+++ Dataset extract

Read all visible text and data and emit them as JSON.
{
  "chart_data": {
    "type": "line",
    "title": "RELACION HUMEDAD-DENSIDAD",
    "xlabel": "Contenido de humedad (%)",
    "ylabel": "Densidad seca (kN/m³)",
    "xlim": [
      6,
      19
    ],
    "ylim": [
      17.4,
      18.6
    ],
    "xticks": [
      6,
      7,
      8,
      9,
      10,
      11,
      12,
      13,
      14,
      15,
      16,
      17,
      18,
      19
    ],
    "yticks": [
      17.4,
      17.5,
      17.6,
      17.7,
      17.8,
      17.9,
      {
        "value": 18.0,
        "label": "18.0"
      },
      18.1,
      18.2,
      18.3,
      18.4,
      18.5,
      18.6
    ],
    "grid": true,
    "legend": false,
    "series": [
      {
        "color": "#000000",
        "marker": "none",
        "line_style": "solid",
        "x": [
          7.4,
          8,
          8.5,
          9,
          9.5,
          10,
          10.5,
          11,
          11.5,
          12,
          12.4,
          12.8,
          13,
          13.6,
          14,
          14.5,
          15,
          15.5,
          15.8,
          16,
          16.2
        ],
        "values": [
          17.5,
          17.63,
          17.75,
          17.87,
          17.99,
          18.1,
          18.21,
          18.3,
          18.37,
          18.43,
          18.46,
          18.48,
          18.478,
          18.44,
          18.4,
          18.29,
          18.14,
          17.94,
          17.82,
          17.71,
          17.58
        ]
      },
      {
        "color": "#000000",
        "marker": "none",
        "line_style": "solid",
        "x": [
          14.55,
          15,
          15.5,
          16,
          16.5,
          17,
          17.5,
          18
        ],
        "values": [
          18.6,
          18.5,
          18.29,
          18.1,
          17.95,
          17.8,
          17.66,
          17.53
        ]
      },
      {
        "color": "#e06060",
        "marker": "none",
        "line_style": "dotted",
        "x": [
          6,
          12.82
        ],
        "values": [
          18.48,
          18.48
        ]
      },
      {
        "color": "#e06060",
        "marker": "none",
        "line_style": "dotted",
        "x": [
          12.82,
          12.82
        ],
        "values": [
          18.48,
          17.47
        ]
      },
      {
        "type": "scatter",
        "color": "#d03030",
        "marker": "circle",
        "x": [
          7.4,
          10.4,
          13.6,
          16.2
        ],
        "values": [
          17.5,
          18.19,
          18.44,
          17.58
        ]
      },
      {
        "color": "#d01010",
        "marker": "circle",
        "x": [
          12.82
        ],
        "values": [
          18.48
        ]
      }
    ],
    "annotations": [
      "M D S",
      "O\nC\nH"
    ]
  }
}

++++++

● **Task description**
Copy all of the data. Keep every word exactly as it is.

● **Worked solution**
Read all visible text and data and emit them as JSON.
{
  "chart_data": {
    "type": "line",
    "title": "RELACION HUMEDAD-DENSIDAD",
    "xlabel": "Contenido de humedad (%)",
    "ylabel": "Densidad seca (kN/m³)",
    "xlim": [
      6,
      19
    ],
    "ylim": [
      17.4,
      18.6
    ],
    "xticks": [
      6,
      7,
      8,
      9,
      10,
      11,
      12,
      13,
      14,
      15,
      16,
      17,
      18,
      19
    ],
    "yticks": [
      17.4,
      17.5,
      17.6,
      17.7,
      17.8,
      17.9,
      {
        "value": 18.0,
        "label": "18.0"
      },
      18.1,
      18.2,
      18.3,
      18.4,
      18.5,
      18.6
    ],
    "grid": true,
    "legend": false,
    "series": [
      {
        "color": "#000000",
        "marker": "none",
        "line_style": "solid",
        "x": [
          7.4,
          8,
          8.5,
          9,
          9.5,
          10,
          10.5,
          11,
          11.5,
          12,
          12.4,
          12.8,
          13,
          13.6,
          14,
          14.5,
          15,
          15.5,
          15.8,
          16,
          16.2
        ],
        "values": [
          17.5,
          17.63,
          17.75,
          17.87,
          17.99,
          18.1,
          18.21,
          18.3,
          18.37,
          18.43,
          18.46,
          18.48,
          18.478,
          18.44,
          18.4,
          18.29,
          18.14,
          17.94,
          17.82,
          17.71,
          17.58
        ]
      },
      {
        "color": "#000000",
        "marker": "none",
        "line_style": "solid",
        "x": [
          14.55,
          15,
          15.5,
          16,
          16.5,
          17,
          17.5,
          18
        ],
        "values": [
          18.6,
          18.5,
          18.29,
          18.1,
          17.95,
          17.8,
          17.66,
          17.53
        ]
      },
      {
        "color": "#e06060",
        "marker": "none",
        "line_style": "dotted",
        "x": [
          6,
          12.82
        ],
        "values": [
          18.48,
          18.48
        ]
      },
      {
        "color": "#e06060",
        "marker": "none",
        "line_style": "dotted",
        "x": [
          12.82,
          12.82
        ],
        "values": [
          18.48,
          17.47
        ]
      },
      {
        "type": "scatter",
        "color": "#d03030",
        "marker": "circle",
        "x": [
          7.4,
          10.4,
          13.6,
          16.2
        ],
        "values": [
          17.5,
          18.19,
          18.44,
          17.58
        ]
      },
      {
        "color": "#d01010",
        "marker": "circle",
        "x": [
          12.82
        ],
        "values": [
          18.48
        ]
      }
    ],
    "annotations": [
      "M D S",
      "O\nC\nH"
    ]
  }
}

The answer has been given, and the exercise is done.